INSTRUCTIONS TO FOLLOW: Could you write out every one of the rows below word for word, leaving the pictures out of your answer?

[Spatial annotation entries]
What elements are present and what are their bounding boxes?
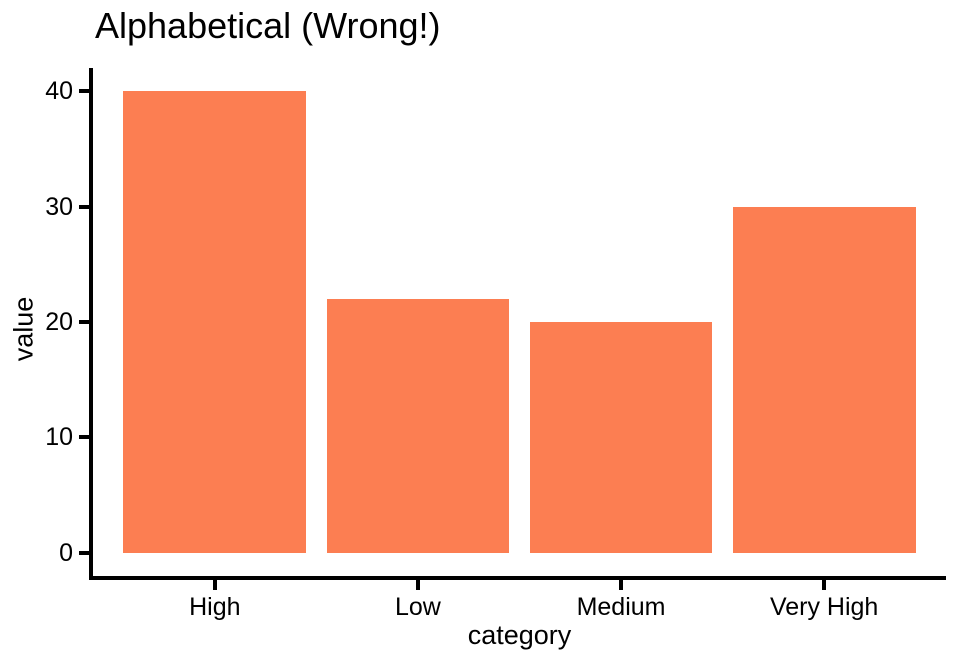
x-tick-mark	[822, 580, 827, 590]
x-axis-line	[89, 576, 946, 580]
x-tick-mark	[212, 580, 217, 590]
y-tick-label: 10	[45, 423, 73, 452]
x-tick-mark	[619, 580, 624, 590]
x-tick-mark	[415, 580, 420, 590]
x-tick-label: Low	[395, 593, 441, 621]
y-tick-label: 40	[45, 77, 73, 106]
bar-very-high	[732, 206, 916, 553]
x-tick-label: Very High	[769, 593, 879, 621]
y-axis-line	[89, 68, 93, 580]
y-tick-mark	[79, 550, 89, 555]
y-tick-label: 20	[45, 308, 73, 336]
y-tick-mark	[79, 204, 89, 209]
y-tick-mark	[79, 435, 89, 440]
bar-medium	[529, 322, 713, 553]
chart-title: Alphabetical (Wrong!)	[95, 5, 441, 46]
x-tick-label: High	[189, 593, 241, 621]
x-axis-title: category	[467, 620, 572, 650]
y-tick-label: 0	[59, 538, 73, 567]
x-tick-label: Medium	[576, 593, 666, 621]
bar-low	[326, 298, 510, 553]
bar-high	[123, 91, 307, 553]
y-tick-label: 30	[45, 192, 73, 221]
plot-panel: High Low Medium Very High 0 10 20 30 40	[45, 68, 946, 620]
y-tick-mark	[79, 89, 89, 94]
y-tick-mark	[79, 320, 89, 324]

ANSWER BELOW:
What elements are present and what are their bounding boxes?
x-tick-mark	[822, 580, 827, 590]
x-axis-line	[89, 576, 946, 580]
x-tick-mark	[212, 580, 217, 590]
y-tick-label: 10	[45, 423, 73, 452]
x-tick-mark	[619, 580, 624, 590]
x-tick-mark	[415, 580, 420, 590]
x-tick-label: Low	[395, 593, 441, 621]
y-tick-label: 40	[45, 77, 73, 106]
bar-very-high	[732, 206, 916, 553]
x-tick-label: Very High	[769, 593, 879, 621]
y-axis-line	[89, 68, 93, 580]
y-tick-mark	[79, 550, 89, 555]
y-tick-label: 20	[45, 308, 73, 336]
y-tick-mark	[79, 204, 89, 209]
y-tick-mark	[79, 435, 89, 440]
bar-medium	[529, 322, 713, 553]
chart-title: Alphabetical (Wrong!)	[95, 5, 441, 46]
x-tick-label: High	[189, 593, 241, 621]
x-axis-title: category	[467, 620, 572, 650]
y-tick-label: 0	[59, 538, 73, 567]
x-tick-label: Medium	[576, 593, 666, 621]
bar-low	[326, 298, 510, 553]
bar-high	[123, 91, 307, 553]
y-tick-label: 30	[45, 192, 73, 221]
plot-panel: High Low Medium Very High 0 10 20 30 40	[45, 68, 946, 620]
y-tick-mark	[79, 89, 89, 94]
y-tick-mark	[79, 320, 89, 324]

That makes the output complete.